#### [Annotated element entries]
* * * * * * *
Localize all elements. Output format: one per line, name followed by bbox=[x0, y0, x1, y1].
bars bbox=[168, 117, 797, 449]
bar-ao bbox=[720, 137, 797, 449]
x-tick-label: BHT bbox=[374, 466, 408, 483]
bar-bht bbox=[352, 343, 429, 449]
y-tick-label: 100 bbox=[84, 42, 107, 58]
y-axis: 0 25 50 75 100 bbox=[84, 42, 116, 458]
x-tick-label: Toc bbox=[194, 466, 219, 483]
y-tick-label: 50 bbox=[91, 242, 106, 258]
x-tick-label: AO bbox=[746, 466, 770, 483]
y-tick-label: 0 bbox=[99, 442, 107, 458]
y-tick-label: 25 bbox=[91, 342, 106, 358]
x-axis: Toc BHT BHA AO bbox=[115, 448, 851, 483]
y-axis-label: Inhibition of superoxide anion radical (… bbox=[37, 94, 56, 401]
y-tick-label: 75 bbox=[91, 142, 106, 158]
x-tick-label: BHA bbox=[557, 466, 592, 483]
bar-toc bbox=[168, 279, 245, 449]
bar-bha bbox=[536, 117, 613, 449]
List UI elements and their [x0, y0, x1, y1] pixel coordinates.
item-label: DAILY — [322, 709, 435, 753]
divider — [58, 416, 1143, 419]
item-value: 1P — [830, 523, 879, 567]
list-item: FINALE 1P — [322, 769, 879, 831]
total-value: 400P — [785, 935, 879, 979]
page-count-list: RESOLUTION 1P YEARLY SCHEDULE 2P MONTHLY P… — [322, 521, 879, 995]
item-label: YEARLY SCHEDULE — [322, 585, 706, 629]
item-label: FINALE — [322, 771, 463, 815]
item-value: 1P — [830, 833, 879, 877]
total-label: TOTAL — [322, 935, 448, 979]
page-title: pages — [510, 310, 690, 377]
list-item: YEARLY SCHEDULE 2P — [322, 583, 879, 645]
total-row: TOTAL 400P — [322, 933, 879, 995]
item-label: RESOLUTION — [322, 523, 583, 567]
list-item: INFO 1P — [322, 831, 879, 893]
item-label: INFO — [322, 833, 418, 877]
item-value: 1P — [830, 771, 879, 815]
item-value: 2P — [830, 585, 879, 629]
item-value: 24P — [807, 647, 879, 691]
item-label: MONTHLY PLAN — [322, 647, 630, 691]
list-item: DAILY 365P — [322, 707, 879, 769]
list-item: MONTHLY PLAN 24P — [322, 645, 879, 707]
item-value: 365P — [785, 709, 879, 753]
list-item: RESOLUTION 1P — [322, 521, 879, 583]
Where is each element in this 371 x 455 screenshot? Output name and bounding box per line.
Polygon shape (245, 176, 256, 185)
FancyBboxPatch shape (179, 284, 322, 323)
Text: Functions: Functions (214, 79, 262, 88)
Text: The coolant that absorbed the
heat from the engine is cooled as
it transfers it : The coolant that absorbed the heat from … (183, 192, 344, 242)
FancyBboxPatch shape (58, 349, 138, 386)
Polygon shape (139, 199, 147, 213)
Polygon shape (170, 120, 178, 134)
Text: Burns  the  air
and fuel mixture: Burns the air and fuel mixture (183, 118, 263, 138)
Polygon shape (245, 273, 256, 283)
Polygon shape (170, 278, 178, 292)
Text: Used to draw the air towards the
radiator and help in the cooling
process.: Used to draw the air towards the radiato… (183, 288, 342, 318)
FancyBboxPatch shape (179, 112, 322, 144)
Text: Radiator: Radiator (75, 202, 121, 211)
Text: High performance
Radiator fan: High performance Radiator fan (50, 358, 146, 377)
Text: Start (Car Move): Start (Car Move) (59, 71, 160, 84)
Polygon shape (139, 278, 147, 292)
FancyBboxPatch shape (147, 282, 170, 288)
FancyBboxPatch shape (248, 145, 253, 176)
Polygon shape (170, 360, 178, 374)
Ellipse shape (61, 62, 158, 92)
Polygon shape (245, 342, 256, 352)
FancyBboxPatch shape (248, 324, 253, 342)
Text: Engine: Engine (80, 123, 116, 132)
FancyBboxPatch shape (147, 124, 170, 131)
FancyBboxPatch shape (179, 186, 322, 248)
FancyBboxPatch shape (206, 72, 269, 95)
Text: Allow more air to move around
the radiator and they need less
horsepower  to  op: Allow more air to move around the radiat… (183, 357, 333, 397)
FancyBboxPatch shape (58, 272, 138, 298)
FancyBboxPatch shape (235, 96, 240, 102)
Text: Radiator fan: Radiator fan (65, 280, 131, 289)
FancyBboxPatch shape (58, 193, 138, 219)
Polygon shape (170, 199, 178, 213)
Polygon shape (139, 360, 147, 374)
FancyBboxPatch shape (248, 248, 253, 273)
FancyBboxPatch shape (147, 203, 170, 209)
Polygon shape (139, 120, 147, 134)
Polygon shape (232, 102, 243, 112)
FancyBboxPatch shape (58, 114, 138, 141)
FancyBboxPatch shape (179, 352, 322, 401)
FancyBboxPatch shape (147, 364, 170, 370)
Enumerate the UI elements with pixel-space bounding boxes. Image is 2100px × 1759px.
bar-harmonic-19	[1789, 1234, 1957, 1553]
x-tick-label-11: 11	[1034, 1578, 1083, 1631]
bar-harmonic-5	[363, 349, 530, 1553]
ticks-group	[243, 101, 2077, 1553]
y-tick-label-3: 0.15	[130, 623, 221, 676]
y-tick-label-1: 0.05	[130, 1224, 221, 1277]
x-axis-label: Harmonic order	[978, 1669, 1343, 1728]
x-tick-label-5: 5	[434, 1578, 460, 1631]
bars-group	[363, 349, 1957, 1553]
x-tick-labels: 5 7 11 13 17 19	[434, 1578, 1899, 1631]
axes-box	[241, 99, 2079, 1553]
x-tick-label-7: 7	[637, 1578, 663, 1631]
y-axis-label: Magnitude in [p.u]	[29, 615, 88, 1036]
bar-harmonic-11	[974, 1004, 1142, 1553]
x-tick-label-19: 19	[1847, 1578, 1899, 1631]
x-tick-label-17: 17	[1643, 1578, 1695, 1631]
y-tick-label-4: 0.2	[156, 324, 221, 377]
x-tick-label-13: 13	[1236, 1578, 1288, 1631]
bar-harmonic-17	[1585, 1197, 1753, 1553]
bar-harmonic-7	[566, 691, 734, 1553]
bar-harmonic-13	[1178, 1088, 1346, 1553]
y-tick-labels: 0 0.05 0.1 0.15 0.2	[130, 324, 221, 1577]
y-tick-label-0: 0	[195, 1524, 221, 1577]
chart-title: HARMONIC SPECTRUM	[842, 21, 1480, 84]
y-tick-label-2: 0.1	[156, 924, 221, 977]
* * * * * * *
#### [WHAT IS BEING ASKED]
Report every line of the rows above that contains the string "more", and copy each of those lines in full. Case counts when matching.

#### [THE RESPONSE]
Text: Allow more air to move around
horsepower  to  op: Allow more air to move around the radiat… (183, 357, 333, 397)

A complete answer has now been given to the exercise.